Directive: Rewrite all of the material below, replacing every "card-title" with "card-heading" and leaving everything else unchanged. Leave the pictures out of your answer.

Material provided:
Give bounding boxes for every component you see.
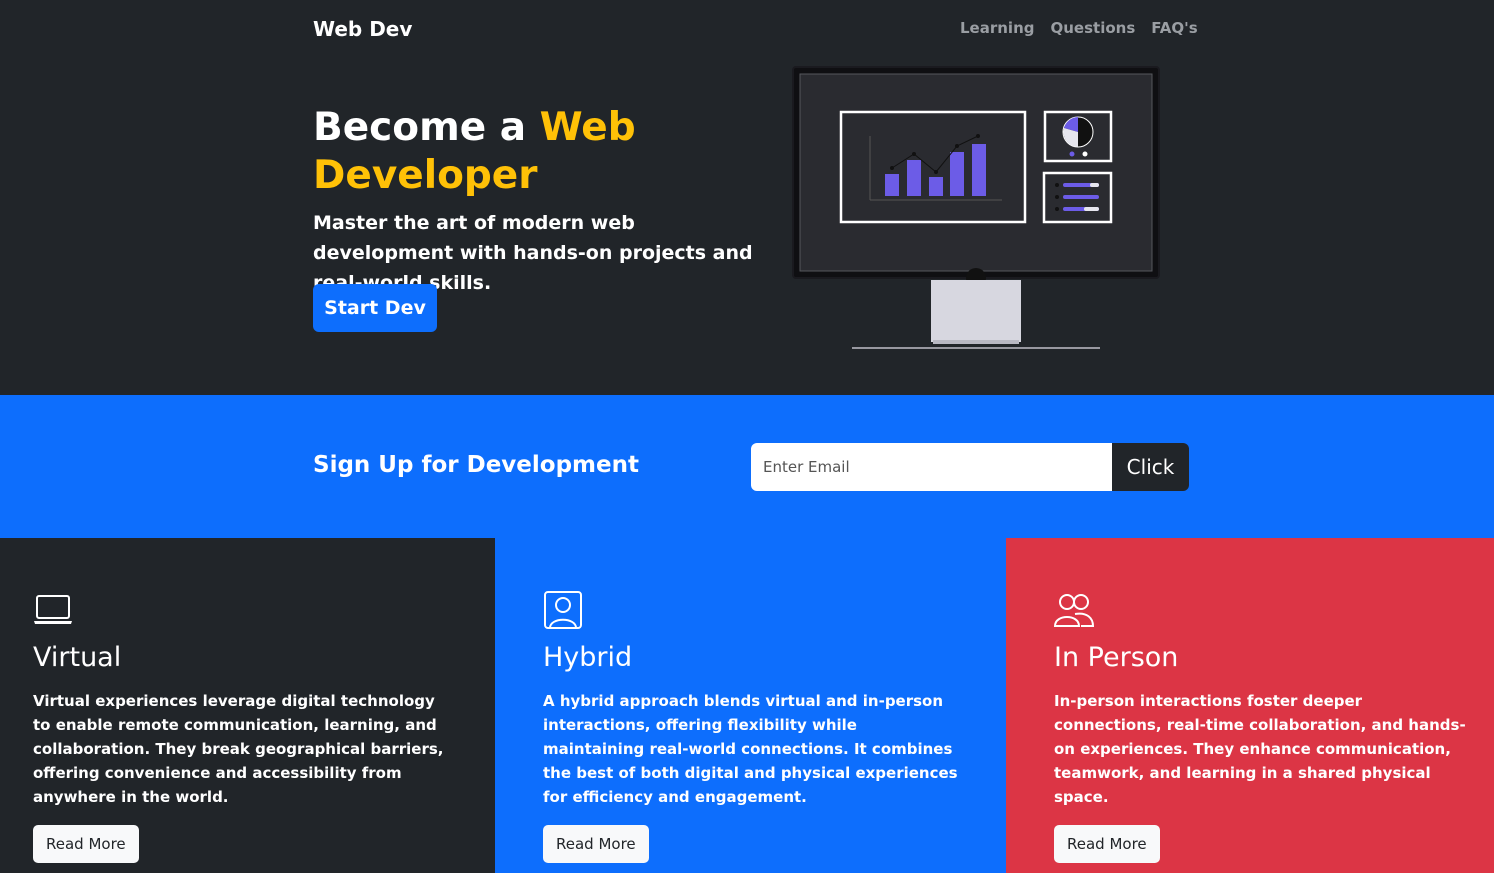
nav-links: Learning Questions FAQ's	[960, 19, 1198, 37]
laptop-icon	[34, 595, 72, 624]
card-text: In-person interactions foster deeper con…	[1054, 692, 1466, 806]
signup-submit-button[interactable]: Click	[1112, 443, 1189, 491]
email-input[interactable]	[751, 443, 1112, 491]
read-more-button[interactable]: Read More	[33, 825, 139, 863]
card-text: A hybrid approach blends virtual and in-…	[543, 692, 958, 806]
brand-logo[interactable]: Web Dev	[313, 17, 412, 41]
top-navbar: Web Dev Learning Questions FAQ's	[0, 0, 1494, 58]
signup-title: Sign Up for Development	[313, 452, 639, 478]
hero-title: Become a Web Developer	[313, 104, 753, 200]
card-virtual: Virtual Virtual experiences leverage dig…	[0, 538, 495, 873]
start-dev-button[interactable]: Start Dev	[313, 284, 437, 332]
monitor-dashboard-illustration	[792, 66, 1160, 349]
card-text: Virtual experiences leverage digital tec…	[33, 692, 444, 806]
card-hybrid: Hybrid A hybrid approach blends virtual …	[495, 538, 1006, 873]
card-title: In Person	[1054, 642, 1179, 673]
nav-link-questions[interactable]: Questions	[1051, 19, 1136, 37]
read-more-button[interactable]: Read More	[543, 825, 649, 863]
hero-section: Become a Web Developer Master the art of…	[0, 0, 1494, 395]
person-badge-icon	[544, 591, 582, 629]
people-icon	[1054, 594, 1094, 627]
card-title: Virtual	[33, 642, 122, 673]
signup-section: Sign Up for Development Click	[0, 395, 1494, 538]
card-in-person: In Person In-person interactions foster …	[1006, 538, 1494, 873]
nav-link-learning[interactable]: Learning	[960, 19, 1035, 37]
card-title: Hybrid	[543, 642, 633, 673]
hero-title-lead: Become a	[313, 105, 540, 150]
nav-link-faqs[interactable]: FAQ's	[1151, 19, 1197, 37]
read-more-button[interactable]: Read More	[1054, 825, 1160, 863]
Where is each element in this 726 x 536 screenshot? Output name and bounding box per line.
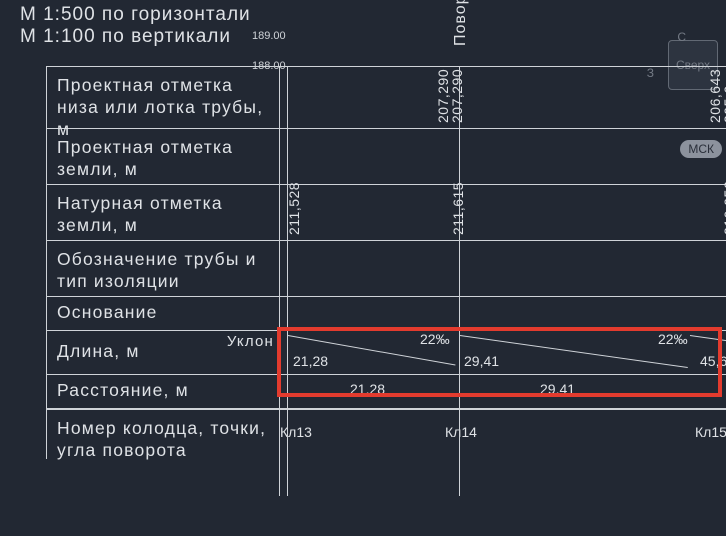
label-pipe-designation: Обозначение трубы и тип изоляции [47,241,280,296]
value-well-1: Кл13 [280,424,312,440]
row-length-slope: Длина, м Уклон 22‰ 22‰ 21,28 29,41 45,6 [47,331,726,375]
label-base: Основание [47,297,280,330]
value-pipe-mark-c1b: 207,290 [449,69,465,123]
value-well-3: Кл15 [695,424,726,440]
profile-table: Проектная отметка низа или лотка трубы, … [46,66,726,459]
slope-line-3 [690,335,726,344]
value-distance-2: 29,41 [540,381,575,397]
axis-label-turn-left: Повор [452,0,470,46]
elev-tick-189: 189.00 [252,30,286,42]
value-ground-c1: 211,528 [286,182,302,235]
scale-vertical: М 1:100 по вертикали [20,26,251,48]
scale-notation: М 1:500 по горизонтали М 1:100 по вертик… [20,4,251,48]
value-slope-2: 22‰ [658,331,688,347]
label-distance: Расстояние, м [47,375,280,408]
row-base: Основание [47,297,726,331]
label-length: Длина, м Уклон [47,331,280,374]
row-well-number: Номер колодца, точки, угла поворота Кл13… [47,409,726,459]
value-length-3: 45,6 [700,353,726,369]
row-distance: Расстояние, м 21,28 29,41 [47,375,726,409]
label-design-pipe-mark: Проектная отметка низа или лотка трубы, … [47,67,280,128]
value-pipe-mark-c3b: 205,6 [721,85,726,123]
value-length-2: 29,41 [464,353,499,369]
row-natural-ground-mark: Натурная отметка земли, м 211,528 211,61… [47,185,726,241]
value-slope-1: 22‰ [420,331,450,347]
value-ground-c3: 210,056 [721,181,726,235]
station-line-2 [459,66,460,496]
row-design-ground-mark: Проектная отметка земли, м [47,129,726,185]
value-length-1: 21,28 [293,353,328,369]
label-design-ground-mark: Проектная отметка земли, м [47,129,280,184]
value-distance-1: 21,28 [350,381,385,397]
value-well-2: Кл14 [445,424,477,440]
row-design-pipe-mark: Проектная отметка низа или лотка трубы, … [47,67,726,129]
compass-north: С [677,30,686,44]
cad-viewport: М 1:500 по горизонтали М 1:100 по вертик… [0,0,726,536]
value-ground-c2: 211,615 [450,182,466,235]
row-pipe-designation: Обозначение трубы и тип изоляции [47,241,726,297]
station-line-1 [287,66,288,496]
label-natural-ground-mark: Натурная отметка земли, м [47,185,280,240]
label-slope: Уклон [227,333,274,352]
scale-horizontal: М 1:500 по горизонтали [20,4,251,26]
label-well-number: Номер колодца, точки, угла поворота [47,410,280,459]
grid-column-line [279,66,280,496]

Task result:
Give bounding boxes for every component you see.
nav-links: Learning Questions FAQ's	[960, 19, 1198, 37]
laptop-icon	[34, 595, 72, 624]
card-text: In-person interactions foster deeper con…	[1054, 692, 1466, 806]
signup-submit-button[interactable]: Click	[1112, 443, 1189, 491]
email-input[interactable]	[751, 443, 1112, 491]
read-more-button[interactable]: Read More	[33, 825, 139, 863]
card-text: A hybrid approach blends virtual and in-…	[543, 692, 958, 806]
brand-logo[interactable]: Web Dev	[313, 17, 412, 41]
top-navbar: Web Dev Learning Questions FAQ's	[0, 0, 1494, 58]
signup-title: Sign Up for Development	[313, 452, 639, 478]
hero-title: Become a Web Developer	[313, 104, 753, 200]
card-virtual: Virtual Virtual experiences leverage dig…	[0, 538, 495, 873]
start-dev-button[interactable]: Start Dev	[313, 284, 437, 332]
monitor-dashboard-illustration	[792, 66, 1160, 349]
card-text: Virtual experiences leverage digital tec…	[33, 692, 444, 806]
card-hybrid: Hybrid A hybrid approach blends virtual …	[495, 538, 1006, 873]
card-heading: In Person	[1054, 642, 1179, 673]
nav-link-questions[interactable]: Questions	[1051, 19, 1136, 37]
read-more-button[interactable]: Read More	[543, 825, 649, 863]
hero-section: Become a Web Developer Master the art of…	[0, 0, 1494, 395]
person-badge-icon	[544, 591, 582, 629]
people-icon	[1054, 594, 1094, 627]
card-heading: Virtual	[33, 642, 122, 673]
signup-section: Sign Up for Development Click	[0, 395, 1494, 538]
card-in-person: In Person In-person interactions foster …	[1006, 538, 1494, 873]
nav-link-learning[interactable]: Learning	[960, 19, 1035, 37]
card-heading: Hybrid	[543, 642, 633, 673]
hero-title-lead: Become a	[313, 105, 540, 150]
nav-link-faqs[interactable]: FAQ's	[1151, 19, 1197, 37]
read-more-button[interactable]: Read More	[1054, 825, 1160, 863]
Where is each element in this 726 x 536 screenshot? Output name and bounding box per line.
label-pipe-designation: Обозначение трубы и тип изоляции [47,241,280,296]
value-well-1: Кл13 [280,424,312,440]
row-length-slope: Длина, м Уклон 22‰ 22‰ 21,28 29,41 45,6 [47,331,726,375]
label-base: Основание [47,297,280,330]
value-pipe-mark-c1b: 207,290 [449,69,465,123]
value-well-3: Кл15 [695,424,726,440]
profile-table: Проектная отметка низа или лотка трубы, … [46,66,726,459]
slope-line-3 [690,335,726,344]
value-distance-2: 29,41 [540,381,575,397]
axis-label-turn-left: Повор [452,0,470,46]
elev-tick-189: 189.00 [252,30,286,42]
value-ground-c1: 211,528 [286,182,302,235]
scale-vertical: М 1:100 по вертикали [20,26,251,48]
scale-notation: М 1:500 по горизонтали М 1:100 по вертик… [20,4,251,48]
value-slope-2: 22‰ [658,331,688,347]
label-distance: Расстояние, м [47,375,280,408]
row-base: Основание [47,297,726,331]
label-length: Длина, м Уклон [47,331,280,374]
row-well-number: Номер колодца, точки, угла поворота Кл13… [47,409,726,459]
value-length-3: 45,6 [700,353,726,369]
row-distance: Расстояние, м 21,28 29,41 [47,375,726,409]
label-design-pipe-mark: Проектная отметка низа или лотка трубы, … [47,67,280,128]
value-pipe-mark-c3b: 205,6 [721,85,726,123]
value-length-2: 29,41 [464,353,499,369]
row-natural-ground-mark: Натурная отметка земли, м 211,528 211,61… [47,185,726,241]
value-slope-1: 22‰ [420,331,450,347]
value-ground-c3: 210,056 [721,181,726,235]
station-line-2 [459,66,460,496]
row-design-ground-mark: Проектная отметка земли, м [47,129,726,185]
value-length-1: 21,28 [293,353,328,369]
label-design-ground-mark: Проектная отметка земли, м [47,129,280,184]
value-distance-1: 21,28 [350,381,385,397]
value-well-2: Кл14 [445,424,477,440]
row-design-pipe-mark: Проектная отметка низа или лотка трубы, … [47,67,726,129]
compass-north: С [677,30,686,44]
cad-viewport: М 1:500 по горизонтали М 1:100 по вертик… [0,0,726,536]
value-ground-c2: 211,615 [450,182,466,235]
row-pipe-designation: Обозначение трубы и тип изоляции [47,241,726,297]
station-line-1 [287,66,288,496]
label-natural-ground-mark: Натурная отметка земли, м [47,185,280,240]
label-slope: Уклон [227,333,274,352]
scale-horizontal: М 1:500 по горизонтали [20,4,251,26]
label-well-number: Номер колодца, точки, угла поворота [47,410,280,459]
grid-column-line [279,66,280,496]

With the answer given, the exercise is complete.